→ **Short exercise**
Make an exact copy of all the data.

→ **Given records**
◇ ◇ ◇ ◇ ◇ ◇ ◇
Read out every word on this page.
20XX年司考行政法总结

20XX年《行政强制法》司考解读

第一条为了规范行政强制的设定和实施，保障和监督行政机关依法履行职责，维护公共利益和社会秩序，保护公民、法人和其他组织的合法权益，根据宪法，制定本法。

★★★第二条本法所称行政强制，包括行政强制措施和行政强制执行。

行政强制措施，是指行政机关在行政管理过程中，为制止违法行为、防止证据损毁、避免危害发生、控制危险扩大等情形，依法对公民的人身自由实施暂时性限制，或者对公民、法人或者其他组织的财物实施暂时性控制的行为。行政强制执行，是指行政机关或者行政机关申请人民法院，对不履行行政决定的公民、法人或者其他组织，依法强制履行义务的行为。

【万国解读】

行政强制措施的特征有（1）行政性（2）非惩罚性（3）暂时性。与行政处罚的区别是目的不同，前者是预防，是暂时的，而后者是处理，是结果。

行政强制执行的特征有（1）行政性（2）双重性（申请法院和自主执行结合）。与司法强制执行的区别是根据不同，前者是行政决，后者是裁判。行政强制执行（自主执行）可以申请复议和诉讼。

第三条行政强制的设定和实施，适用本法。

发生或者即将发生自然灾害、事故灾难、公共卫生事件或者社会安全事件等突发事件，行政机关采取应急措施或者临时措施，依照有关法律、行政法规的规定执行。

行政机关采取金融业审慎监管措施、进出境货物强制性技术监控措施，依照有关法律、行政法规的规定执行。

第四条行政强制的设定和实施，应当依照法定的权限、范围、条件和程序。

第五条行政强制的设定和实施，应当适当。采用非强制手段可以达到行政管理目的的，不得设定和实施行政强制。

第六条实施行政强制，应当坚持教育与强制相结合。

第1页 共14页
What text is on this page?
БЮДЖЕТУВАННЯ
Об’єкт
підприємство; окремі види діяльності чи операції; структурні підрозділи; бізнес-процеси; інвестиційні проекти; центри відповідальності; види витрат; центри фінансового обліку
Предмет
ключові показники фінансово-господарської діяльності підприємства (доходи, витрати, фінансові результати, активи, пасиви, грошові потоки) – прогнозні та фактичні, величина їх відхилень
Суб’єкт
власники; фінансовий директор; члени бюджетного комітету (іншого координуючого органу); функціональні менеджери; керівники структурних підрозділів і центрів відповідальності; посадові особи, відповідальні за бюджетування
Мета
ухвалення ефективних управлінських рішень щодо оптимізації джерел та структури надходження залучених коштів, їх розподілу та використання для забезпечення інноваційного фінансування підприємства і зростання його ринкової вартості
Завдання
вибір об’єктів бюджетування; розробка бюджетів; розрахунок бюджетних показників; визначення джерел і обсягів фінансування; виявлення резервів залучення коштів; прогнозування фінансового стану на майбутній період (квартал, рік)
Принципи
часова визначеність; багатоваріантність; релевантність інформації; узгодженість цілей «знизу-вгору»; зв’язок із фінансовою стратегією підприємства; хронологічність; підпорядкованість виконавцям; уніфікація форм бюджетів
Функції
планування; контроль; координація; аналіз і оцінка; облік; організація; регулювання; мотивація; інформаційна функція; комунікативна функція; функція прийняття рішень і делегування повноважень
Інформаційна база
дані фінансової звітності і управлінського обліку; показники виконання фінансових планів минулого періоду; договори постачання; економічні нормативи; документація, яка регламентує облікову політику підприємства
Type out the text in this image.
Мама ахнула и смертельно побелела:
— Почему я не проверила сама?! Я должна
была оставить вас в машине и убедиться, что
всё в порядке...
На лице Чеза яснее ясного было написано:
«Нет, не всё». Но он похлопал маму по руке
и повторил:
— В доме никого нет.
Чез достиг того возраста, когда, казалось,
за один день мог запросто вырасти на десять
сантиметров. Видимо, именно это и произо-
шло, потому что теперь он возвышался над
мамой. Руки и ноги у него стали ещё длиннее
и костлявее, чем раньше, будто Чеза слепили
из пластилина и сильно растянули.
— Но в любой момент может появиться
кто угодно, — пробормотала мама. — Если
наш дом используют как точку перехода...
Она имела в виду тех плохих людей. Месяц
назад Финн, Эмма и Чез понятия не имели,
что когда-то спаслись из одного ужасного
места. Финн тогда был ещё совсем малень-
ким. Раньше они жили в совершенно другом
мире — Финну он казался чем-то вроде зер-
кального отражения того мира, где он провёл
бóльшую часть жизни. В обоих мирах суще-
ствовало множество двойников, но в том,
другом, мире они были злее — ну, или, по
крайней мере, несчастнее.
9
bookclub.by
◇ ◇ ◇ ◇ ◇ ◇ ◇
→ **Response below**
Read out every word on this page.
20XX年司考行政法总结

20XX年《行政强制法》司考解读

第一条为了规范行政强制的设定和实施，保障和监督行政机关依法履行职责，维护公共利益和社会秩序，保护公民、法人和其他组织的合法权益，根据宪法，制定本法。

★★★第二条本法所称行政强制，包括行政强制措施和行政强制执行。

行政强制措施，是指行政机关在行政管理过程中，为制止违法行为、防止证据损毁、避免危害发生、控制危险扩大等情形，依法对公民的人身自由实施暂时性限制，或者对公民、法人或者其他组织的财物实施暂时性控制的行为。行政强制执行，是指行政机关或者行政机关申请人民法院，对不履行行政决定的公民、法人或者其他组织，依法强制履行义务的行为。

【万国解读】

行政强制措施的特征有（1）行政性（2）非惩罚性（3）暂时性。与行政处罚的区别是目的不同，前者是预防，是暂时的，而后者是处理，是结果。

行政强制执行的特征有（1）行政性（2）双重性（申请法院和自主执行结合）。与司法强制执行的区别是根据不同，前者是行政决，后者是裁判。行政强制执行（自主执行）可以申请复议和诉讼。

第三条行政强制的设定和实施，适用本法。

发生或者即将发生自然灾害、事故灾难、公共卫生事件或者社会安全事件等突发事件，行政机关采取应急措施或者临时措施，依照有关法律、行政法规的规定执行。

行政机关采取金融业审慎监管措施、进出境货物强制性技术监控措施，依照有关法律、行政法规的规定执行。

第四条行政强制的设定和实施，应当依照法定的权限、范围、条件和程序。

第五条行政强制的设定和实施，应当适当。采用非强制手段可以达到行政管理目的的，不得设定和实施行政强制。

第六条实施行政强制，应当坚持教育与强制相结合。

第1页 共14页
What text is on this page?
БЮДЖЕТУВАННЯ
Об’єкт
підприємство; окремі види діяльності чи операції; структурні підрозділи; бізнес-процеси; інвестиційні проекти; центри відповідальності; види витрат; центри фінансового обліку
Предмет
ключові показники фінансово-господарської діяльності підприємства (доходи, витрати, фінансові результати, активи, пасиви, грошові потоки) – прогнозні та фактичні, величина їх відхилень
Суб’єкт
власники; фінансовий директор; члени бюджетного комітету (іншого координуючого органу); функціональні менеджери; керівники структурних підрозділів і центрів відповідальності; посадові особи, відповідальні за бюджетування
Мета
ухвалення ефективних управлінських рішень щодо оптимізації джерел та структури надходження залучених коштів, їх розподілу та використання для забезпечення інноваційного фінансування підприємства і зростання його ринкової вартості
Завдання
вибір об’єктів бюджетування; розробка бюджетів; розрахунок бюджетних показників; визначення джерел і обсягів фінансування; виявлення резервів залучення коштів; прогнозування фінансового стану на майбутній період (квартал, рік)
Принципи
часова визначеність; багатоваріантність; релевантність інформації; узгодженість цілей «знизу-вгору»; зв’язок із фінансовою стратегією підприємства; хронологічність; підпорядкованість виконавцям; уніфікація форм бюджетів
Функції
планування; контроль; координація; аналіз і оцінка; облік; організація; регулювання; мотивація; інформаційна функція; комунікативна функція; функція прийняття рішень і делегування повноважень
Інформаційна база
дані фінансової звітності і управлінського обліку; показники виконання фінансових планів минулого періоду; договори постачання; економічні нормативи; документація, яка регламентує облікову політику підприємства
Type out the text in this image.
Мама ахнула и смертельно побелела:
— Почему я не проверила сама?! Я должна
была оставить вас в машине и убедиться, что
всё в порядке...
На лице Чеза яснее ясного было написано:
«Нет, не всё». Но он похлопал маму по руке
и повторил:
— В доме никого нет.
Чез достиг того возраста, когда, казалось,
за один день мог запросто вырасти на десять
сантиметров. Видимо, именно это и произо-
шло, потому что теперь он возвышался над
мамой. Руки и ноги у него стали ещё длиннее
и костлявее, чем раньше, будто Чеза слепили
из пластилина и сильно растянули.
— Но в любой момент может появиться
кто угодно, — пробормотала мама. — Если
наш дом используют как точку перехода...
Она имела в виду тех плохих людей. Месяц
назад Финн, Эмма и Чез понятия не имели,
что когда-то спаслись из одного ужасного
места. Финн тогда был ещё совсем малень-
ким. Раньше они жили в совершенно другом
мире — Финну он казался чем-то вроде зер-
кального отражения того мира, где он провёл
бóльшую часть жизни. В обоих мирах суще-
ствовало множество двойников, но в том,
другом, мире они были злее — ну, или, по
крайней мере, несчастнее.
9
bookclub.by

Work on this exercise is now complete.